--- Start of Extracted entries ---

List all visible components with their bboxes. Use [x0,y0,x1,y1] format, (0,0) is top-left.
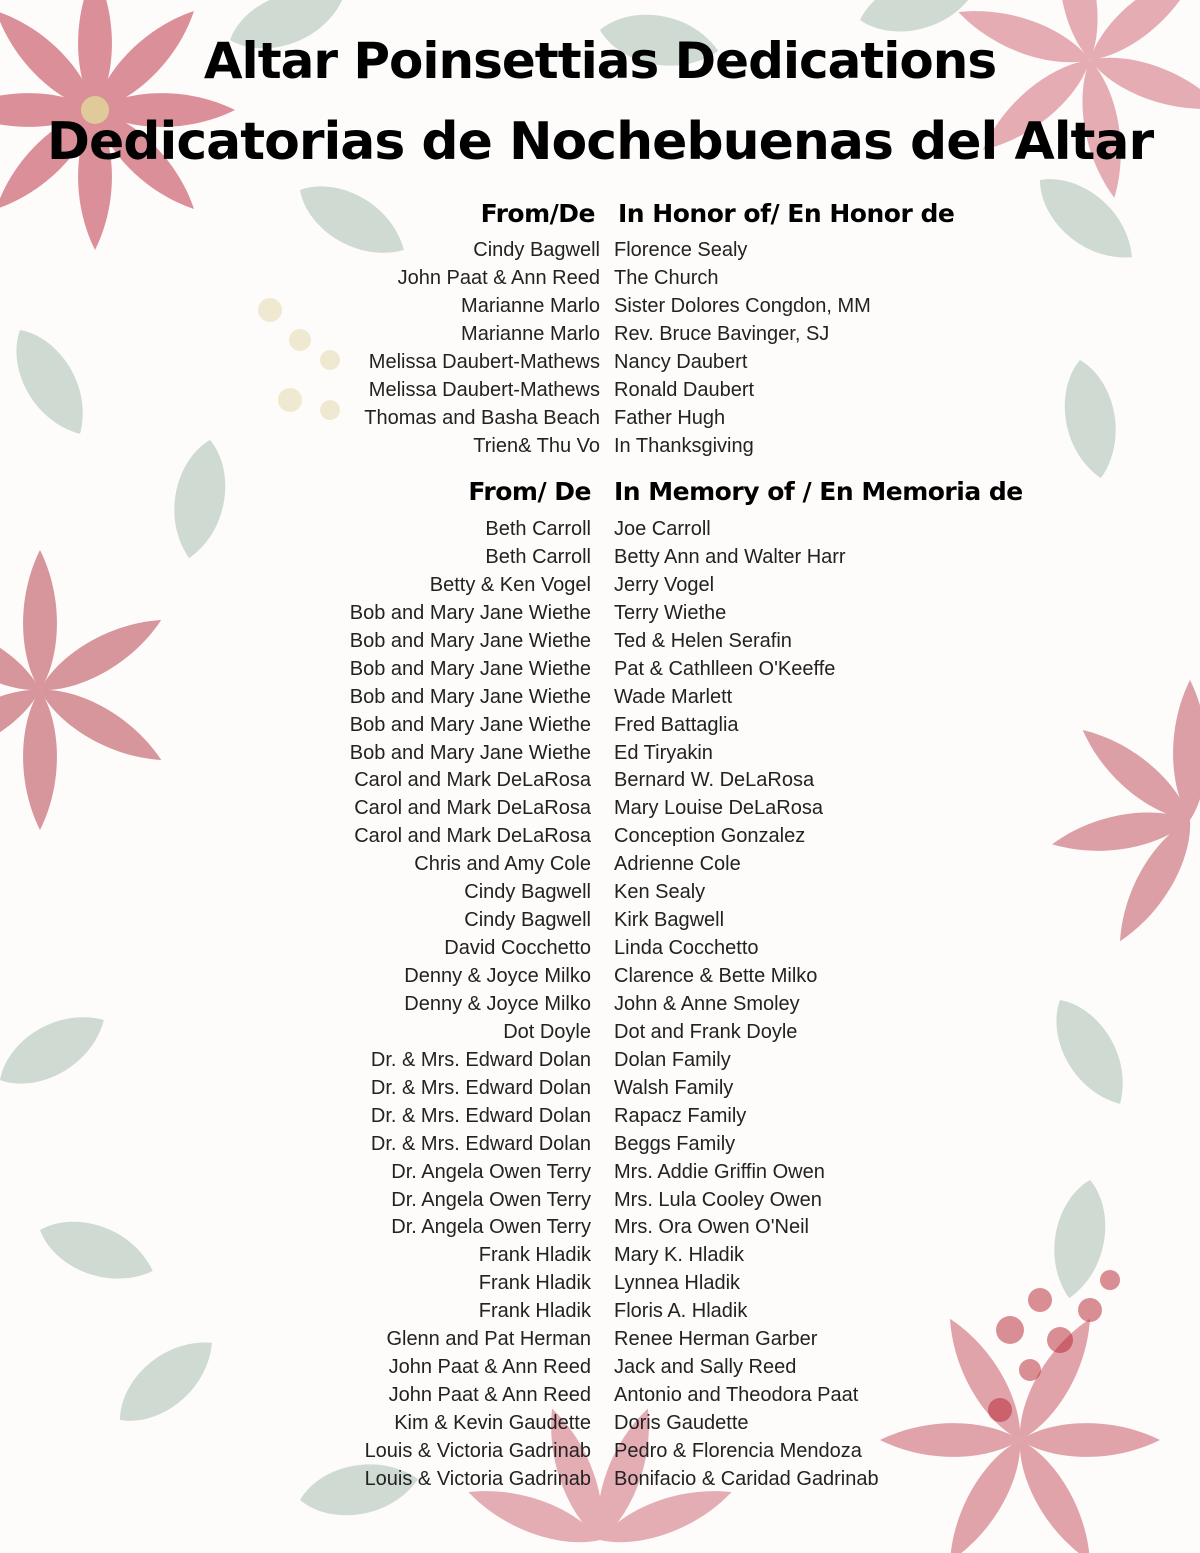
table-row [0,1214,1200,1242]
table-row [0,1466,1200,1494]
table-row [0,1298,1200,1326]
dedication-to: Antonio and Theodora Paat [614,1384,859,1407]
table-row [0,1187,1200,1215]
table-row [0,1047,1200,1075]
table-row [0,1075,1200,1103]
dedication-from: Cindy Bagwell [464,881,591,904]
dedication-to: Bonifacio & Caridad Gadrinab [614,1467,879,1490]
dedication-to: Mrs. Addie Griffin Owen [614,1160,825,1183]
dedication-to: Jack and Sally Reed [614,1356,797,1379]
dedication-from: Dr. Angela Owen Terry [391,1160,591,1183]
table-row [0,264,1200,292]
memory-to-header: In Memory of / En Memoria de [614,477,1023,506]
dedication-from: Dr. Angela Owen Terry [391,1188,591,1211]
table-row [0,1103,1200,1131]
honor-list [0,236,1200,460]
dedication-to: Kirk Bagwell [614,909,725,932]
dedication-to: Mrs. Lula Cooley Owen [614,1188,822,1211]
page-subtitle: Dedicatorias de Nochebuenas del Altar [46,112,1154,172]
dedication-from: Frank Hladik [478,1272,591,1295]
dedication-to: Floris A. Hladik [614,1300,748,1323]
dedication-from: Louis & Victoria Gadrinab [364,1467,591,1490]
table-row [0,851,1200,879]
dedication-to: Fred Battaglia [614,713,739,736]
dedication-to: Terry Wiethe [614,601,727,624]
table-row [0,935,1200,963]
dedication-from: Dot Doyle [503,1020,591,1043]
dedication-from: Bob and Mary Jane Wiethe [349,601,591,624]
dedication-from: Melissa Daubert-Mathews [368,379,600,401]
dedication-to: Rapacz Family [614,1104,747,1127]
table-row [0,432,1200,460]
dedication-to: Pat & Cathlleen O'Keeffe [614,657,836,680]
dedication-from: Bob and Mary Jane Wiethe [349,713,591,736]
dedication-from: John Paat & Ann Reed [397,267,600,289]
dedication-from: Denny & Joyce Milko [404,965,591,987]
dedication-from: Dr. & Mrs. Edward Dolan [370,1048,591,1071]
table-row [0,1326,1200,1354]
dedication-from: Thomas and Basha Beach [364,407,600,429]
table-row [0,292,1200,320]
dedication-to: Walsh Family [614,1076,734,1099]
dedication-from: Bob and Mary Jane Wiethe [349,741,591,764]
dedication-from: Bob and Mary Jane Wiethe [349,657,591,680]
table-row [0,1270,1200,1298]
dedication-to: Jerry Vogel [614,573,715,596]
dedication-to: The Church [614,267,719,289]
table-row [0,1354,1200,1382]
dedication-to: John & Anne Smoley [614,992,800,1015]
dedication-from: Bob and Mary Jane Wiethe [349,685,591,708]
dedication-from: John Paat & Ann Reed [388,1384,591,1407]
dedication-to: Doris Gaudette [614,1412,749,1434]
dedication-from: Dr. & Mrs. Edward Dolan [370,1132,591,1155]
dedication-from: Denny & Joyce Milko [404,992,591,1015]
table-row [0,348,1200,376]
table-row [0,1159,1200,1187]
dedication-from: Cindy Bagwell [464,909,591,932]
table-row [0,572,1200,600]
table-row [0,628,1200,656]
dedication-from: David Cocchetto [444,937,591,960]
dedication-to: Adrienne Cole [614,853,741,876]
dedication-from: Beth Carroll [485,518,591,540]
dedication-from: Chris and Amy Cole [414,853,591,876]
dedication-from: Dr. & Mrs. Edward Dolan [370,1104,591,1127]
page-title: Altar Poinsettias Dedications [203,32,997,90]
dedication-to: Dot and Frank Doyle [614,1020,798,1043]
table-row [0,767,1200,795]
table-row [0,740,1200,768]
table-row [0,907,1200,935]
dedication-to: Father Hugh [614,407,726,429]
table-row [0,1019,1200,1047]
table-row [0,544,1200,572]
dedication-to: Conception Gonzalez [614,825,806,848]
dedication-from: Frank Hladik [478,1244,591,1267]
table-row [0,404,1200,432]
table-row [0,516,1200,544]
table-row [0,656,1200,684]
dedication-to: In Thanksgiving [614,435,754,457]
table-row [0,879,1200,907]
dedication-to: Beggs Family [614,1132,736,1155]
dedication-to: Ronald Daubert [614,379,755,401]
honor-from-header: From/De [480,199,595,228]
dedication-from: Dr. Angela Owen Terry [391,1216,591,1239]
dedication-from: Carol and Mark DeLaRosa [354,769,591,792]
dedication-to: Mary K. Hladik [614,1244,745,1267]
dedication-to: Renee Herman Garber [614,1328,818,1351]
table-row [0,320,1200,348]
dedication-to: Wade Marlett [614,685,733,708]
table-row [0,795,1200,823]
dedication-from: Louis & Victoria Gadrinab [364,1439,591,1462]
dedication-to: Mrs. Ora Owen O'Neil [614,1216,809,1239]
dedication-to: Pedro & Florencia Mendoza [614,1439,862,1462]
table-row [0,712,1200,740]
dedication-to: Rev. Bruce Bavinger, SJ [614,323,830,345]
dedication-to: Nancy Daubert [614,351,748,373]
table-row [0,684,1200,712]
table-row [0,1242,1200,1270]
dedication-from: Kim & Kevin Gaudette [394,1412,591,1434]
dedication-to: Sister Dolores Congdon, MM [614,295,871,317]
dedication-to: Clarence & Bette Milko [614,965,818,987]
dedication-to: Mary Louise DeLaRosa [614,797,823,820]
table-row [0,1438,1200,1466]
dedication-to: Bernard W. DeLaRosa [614,769,815,792]
dedication-from: Cindy Bagwell [473,239,600,261]
table-row [0,991,1200,1019]
dedication-from: Beth Carroll [485,545,591,568]
dedication-from: Betty & Ken Vogel [429,573,591,596]
dedication-to: Lynnea Hladik [614,1272,741,1295]
dedication-from: Melissa Daubert-Mathews [368,351,600,373]
dedication-to: Ted & Helen Serafin [614,629,792,652]
table-row [0,1382,1200,1410]
dedication-to: Linda Cocchetto [614,937,759,960]
dedication-from: Trien& Thu Vo [473,435,600,457]
dedication-from: Carol and Mark DeLaRosa [354,825,591,848]
dedication-from: Frank Hladik [478,1300,591,1323]
dedication-from: Dr. & Mrs. Edward Dolan [370,1076,591,1099]
dedication-from: Bob and Mary Jane Wiethe [349,629,591,652]
dedication-to: Florence Sealy [614,239,748,261]
dedication-to: Ed Tiryakin [614,741,713,764]
table-row [0,600,1200,628]
dedication-from: Marianne Marlo [461,323,600,345]
dedication-from: Carol and Mark DeLaRosa [354,797,591,820]
dedication-to: Ken Sealy [614,881,706,904]
memory-list [0,516,1200,1494]
dedication-from: Glenn and Pat Herman [386,1328,591,1351]
dedication-to: Betty Ann and Walter Harr [614,545,846,568]
table-row [0,823,1200,851]
table-row [0,236,1200,264]
table-row [0,1131,1200,1159]
honor-to-header: In Honor of/ En Honor de [618,199,955,228]
dedication-to: Joe Carroll [614,518,711,540]
dedication-from: Marianne Marlo [461,295,600,317]
table-row [0,376,1200,404]
dedication-from: John Paat & Ann Reed [388,1356,591,1379]
table-row [0,963,1200,991]
dedication-to: Dolan Family [614,1048,731,1071]
table-row [0,1410,1200,1438]
memory-from-header: From/ De [468,477,591,506]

--- End of Extracted entries ---

## Exercise details
Gather every line in the entries above that contains the string "Mark", copying each line in full.

## Written response
dedication-from: Carol and Mark DeLaRosa [354,769,591,792]
dedication-from: Carol and Mark DeLaRosa [354,825,591,848]
dedication-from: Carol and Mark DeLaRosa [354,797,591,820]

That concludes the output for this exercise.